Wherever a line in the data below holds "extrinfecus", copy that line.

[start of Entries supplied]

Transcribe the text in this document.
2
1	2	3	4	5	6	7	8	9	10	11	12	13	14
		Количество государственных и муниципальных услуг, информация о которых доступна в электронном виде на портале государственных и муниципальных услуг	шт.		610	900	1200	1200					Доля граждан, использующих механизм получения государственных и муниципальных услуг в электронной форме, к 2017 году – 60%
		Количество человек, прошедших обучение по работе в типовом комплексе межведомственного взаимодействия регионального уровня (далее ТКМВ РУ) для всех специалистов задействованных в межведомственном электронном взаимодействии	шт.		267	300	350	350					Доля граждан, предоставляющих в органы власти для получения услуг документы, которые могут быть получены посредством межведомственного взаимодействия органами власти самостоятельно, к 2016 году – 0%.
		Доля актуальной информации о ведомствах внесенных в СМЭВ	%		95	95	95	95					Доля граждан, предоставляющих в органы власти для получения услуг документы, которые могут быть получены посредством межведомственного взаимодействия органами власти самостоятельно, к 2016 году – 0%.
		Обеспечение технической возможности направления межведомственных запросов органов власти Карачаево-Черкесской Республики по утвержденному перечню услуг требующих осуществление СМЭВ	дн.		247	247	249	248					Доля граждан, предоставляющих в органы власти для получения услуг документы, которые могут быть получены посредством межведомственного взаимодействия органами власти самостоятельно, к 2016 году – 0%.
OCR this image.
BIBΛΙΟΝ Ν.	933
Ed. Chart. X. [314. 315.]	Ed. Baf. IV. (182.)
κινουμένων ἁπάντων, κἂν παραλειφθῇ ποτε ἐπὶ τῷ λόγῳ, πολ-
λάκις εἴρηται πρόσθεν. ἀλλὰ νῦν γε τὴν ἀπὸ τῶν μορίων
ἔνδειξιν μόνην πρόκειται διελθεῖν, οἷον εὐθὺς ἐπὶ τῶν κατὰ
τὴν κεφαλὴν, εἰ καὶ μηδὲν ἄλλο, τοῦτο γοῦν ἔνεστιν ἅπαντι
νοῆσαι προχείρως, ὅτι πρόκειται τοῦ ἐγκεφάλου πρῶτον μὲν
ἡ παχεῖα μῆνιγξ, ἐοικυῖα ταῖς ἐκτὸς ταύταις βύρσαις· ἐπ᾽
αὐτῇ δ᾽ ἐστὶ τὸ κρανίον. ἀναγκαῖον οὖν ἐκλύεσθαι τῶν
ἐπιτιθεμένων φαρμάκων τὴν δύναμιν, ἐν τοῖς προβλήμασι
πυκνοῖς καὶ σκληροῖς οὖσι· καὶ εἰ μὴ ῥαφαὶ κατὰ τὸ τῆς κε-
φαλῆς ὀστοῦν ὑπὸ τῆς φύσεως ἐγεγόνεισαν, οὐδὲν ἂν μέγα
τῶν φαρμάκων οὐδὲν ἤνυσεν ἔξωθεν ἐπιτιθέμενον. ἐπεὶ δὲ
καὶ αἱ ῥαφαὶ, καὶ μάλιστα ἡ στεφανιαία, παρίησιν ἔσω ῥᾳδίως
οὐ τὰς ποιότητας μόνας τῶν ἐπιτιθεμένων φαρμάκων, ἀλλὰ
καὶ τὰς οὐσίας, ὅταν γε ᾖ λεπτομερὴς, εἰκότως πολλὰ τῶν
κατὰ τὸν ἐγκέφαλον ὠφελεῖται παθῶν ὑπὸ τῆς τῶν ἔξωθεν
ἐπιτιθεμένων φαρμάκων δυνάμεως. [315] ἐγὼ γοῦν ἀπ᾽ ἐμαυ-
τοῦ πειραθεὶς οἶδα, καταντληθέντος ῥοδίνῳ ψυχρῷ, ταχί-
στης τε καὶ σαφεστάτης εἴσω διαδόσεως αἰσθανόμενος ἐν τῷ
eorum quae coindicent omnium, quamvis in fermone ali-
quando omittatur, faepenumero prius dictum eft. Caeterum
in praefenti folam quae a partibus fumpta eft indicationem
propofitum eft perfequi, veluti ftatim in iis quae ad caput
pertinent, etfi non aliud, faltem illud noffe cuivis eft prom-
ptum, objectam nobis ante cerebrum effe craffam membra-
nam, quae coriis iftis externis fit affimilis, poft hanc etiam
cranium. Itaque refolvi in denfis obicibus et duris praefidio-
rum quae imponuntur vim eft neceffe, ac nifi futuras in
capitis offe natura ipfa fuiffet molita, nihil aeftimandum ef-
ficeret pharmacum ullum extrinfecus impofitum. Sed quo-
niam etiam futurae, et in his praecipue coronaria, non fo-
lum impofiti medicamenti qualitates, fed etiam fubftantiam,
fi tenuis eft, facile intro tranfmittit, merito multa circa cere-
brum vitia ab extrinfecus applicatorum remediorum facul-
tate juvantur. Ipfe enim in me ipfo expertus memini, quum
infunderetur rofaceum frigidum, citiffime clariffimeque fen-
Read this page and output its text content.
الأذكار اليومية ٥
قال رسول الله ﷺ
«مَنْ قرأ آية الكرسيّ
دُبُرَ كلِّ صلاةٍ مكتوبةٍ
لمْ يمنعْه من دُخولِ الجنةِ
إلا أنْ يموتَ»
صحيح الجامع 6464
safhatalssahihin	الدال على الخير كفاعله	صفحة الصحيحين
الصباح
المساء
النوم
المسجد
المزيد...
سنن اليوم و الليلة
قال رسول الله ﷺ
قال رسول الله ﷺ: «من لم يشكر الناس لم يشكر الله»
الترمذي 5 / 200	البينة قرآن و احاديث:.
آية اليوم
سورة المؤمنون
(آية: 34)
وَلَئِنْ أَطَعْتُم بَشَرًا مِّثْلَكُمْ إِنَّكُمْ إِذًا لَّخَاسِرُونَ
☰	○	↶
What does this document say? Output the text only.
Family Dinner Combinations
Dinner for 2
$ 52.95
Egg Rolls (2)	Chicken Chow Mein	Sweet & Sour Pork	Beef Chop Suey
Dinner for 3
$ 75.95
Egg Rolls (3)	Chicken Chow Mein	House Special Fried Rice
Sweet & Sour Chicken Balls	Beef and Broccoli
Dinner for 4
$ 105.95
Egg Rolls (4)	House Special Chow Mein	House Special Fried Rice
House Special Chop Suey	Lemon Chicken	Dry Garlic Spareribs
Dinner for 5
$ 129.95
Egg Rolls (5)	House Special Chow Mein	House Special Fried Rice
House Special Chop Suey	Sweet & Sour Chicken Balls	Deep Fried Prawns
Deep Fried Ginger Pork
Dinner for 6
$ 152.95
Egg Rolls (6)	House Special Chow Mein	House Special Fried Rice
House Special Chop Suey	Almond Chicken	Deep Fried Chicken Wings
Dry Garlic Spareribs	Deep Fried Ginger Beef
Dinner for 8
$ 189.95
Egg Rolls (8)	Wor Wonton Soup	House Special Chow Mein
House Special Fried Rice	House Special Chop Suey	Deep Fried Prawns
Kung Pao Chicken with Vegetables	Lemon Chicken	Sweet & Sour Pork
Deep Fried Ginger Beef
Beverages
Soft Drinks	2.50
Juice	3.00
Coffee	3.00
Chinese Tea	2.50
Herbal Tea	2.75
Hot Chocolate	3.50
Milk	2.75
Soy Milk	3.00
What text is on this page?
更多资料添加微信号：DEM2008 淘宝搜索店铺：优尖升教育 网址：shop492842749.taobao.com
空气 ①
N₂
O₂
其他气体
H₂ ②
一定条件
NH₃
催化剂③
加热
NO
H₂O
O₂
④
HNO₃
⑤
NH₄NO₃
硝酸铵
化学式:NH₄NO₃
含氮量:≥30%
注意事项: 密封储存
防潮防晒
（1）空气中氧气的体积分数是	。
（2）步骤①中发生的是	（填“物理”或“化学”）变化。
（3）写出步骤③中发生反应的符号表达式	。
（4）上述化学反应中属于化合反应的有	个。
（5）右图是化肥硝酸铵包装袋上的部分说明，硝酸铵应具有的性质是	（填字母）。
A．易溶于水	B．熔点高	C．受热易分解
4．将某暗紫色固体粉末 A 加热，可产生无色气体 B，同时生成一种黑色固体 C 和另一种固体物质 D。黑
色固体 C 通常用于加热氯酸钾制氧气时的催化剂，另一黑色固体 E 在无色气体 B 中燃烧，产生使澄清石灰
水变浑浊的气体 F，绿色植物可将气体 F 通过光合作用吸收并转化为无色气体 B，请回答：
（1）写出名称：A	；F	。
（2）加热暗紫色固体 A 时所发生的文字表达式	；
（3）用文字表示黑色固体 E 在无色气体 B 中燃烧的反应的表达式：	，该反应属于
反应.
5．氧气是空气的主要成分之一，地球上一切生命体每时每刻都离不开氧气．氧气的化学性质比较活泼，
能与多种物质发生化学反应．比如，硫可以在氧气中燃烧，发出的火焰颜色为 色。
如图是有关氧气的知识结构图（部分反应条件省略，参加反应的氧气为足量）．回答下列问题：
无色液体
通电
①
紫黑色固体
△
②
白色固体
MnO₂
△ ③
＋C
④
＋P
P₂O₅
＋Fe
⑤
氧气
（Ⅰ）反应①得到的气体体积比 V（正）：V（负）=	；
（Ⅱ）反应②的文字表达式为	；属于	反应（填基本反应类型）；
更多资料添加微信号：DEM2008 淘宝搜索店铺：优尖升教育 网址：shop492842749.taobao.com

[end of Entries supplied]

# Output for this task
ficeret pharmacum ullum extrinfecus impofitum. Sed quo-
brum vitia ab extrinfecus applicatorum remediorum facul-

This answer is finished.